» **EXERCISE AIM**
Copy out all the records exactly.

» **RECORDS PROVIDED**
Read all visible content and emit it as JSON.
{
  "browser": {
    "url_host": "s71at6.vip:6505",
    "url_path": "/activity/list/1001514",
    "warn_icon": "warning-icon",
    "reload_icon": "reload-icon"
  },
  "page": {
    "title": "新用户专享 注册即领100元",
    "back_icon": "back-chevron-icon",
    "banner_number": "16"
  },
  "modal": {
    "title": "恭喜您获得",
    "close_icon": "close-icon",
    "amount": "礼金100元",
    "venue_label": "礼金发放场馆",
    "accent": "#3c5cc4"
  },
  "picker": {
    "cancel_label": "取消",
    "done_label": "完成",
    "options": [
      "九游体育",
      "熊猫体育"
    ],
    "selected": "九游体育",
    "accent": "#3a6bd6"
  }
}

» **EXPECTED ANSWER**
Read all visible content and emit it as JSON.
{
  "browser": {
    "url_host": "s71at6.vip:6505",
    "url_path": "/activity/list/1001514",
    "warn_icon": "warning-icon",
    "reload_icon": "reload-icon"
  },
  "page": {
    "title": "新用户专享 注册即领100元",
    "back_icon": "back-chevron-icon",
    "banner_number": "16"
  },
  "modal": {
    "title": "恭喜您获得",
    "close_icon": "close-icon",
    "amount": "礼金100元",
    "venue_label": "礼金发放场馆",
    "accent": "#3c5cc4"
  },
  "picker": {
    "cancel_label": "取消",
    "done_label": "完成",
    "options": [
      "九游体育",
      "熊猫体育"
    ],
    "selected": "九游体育",
    "accent": "#3a6bd6"
  }
}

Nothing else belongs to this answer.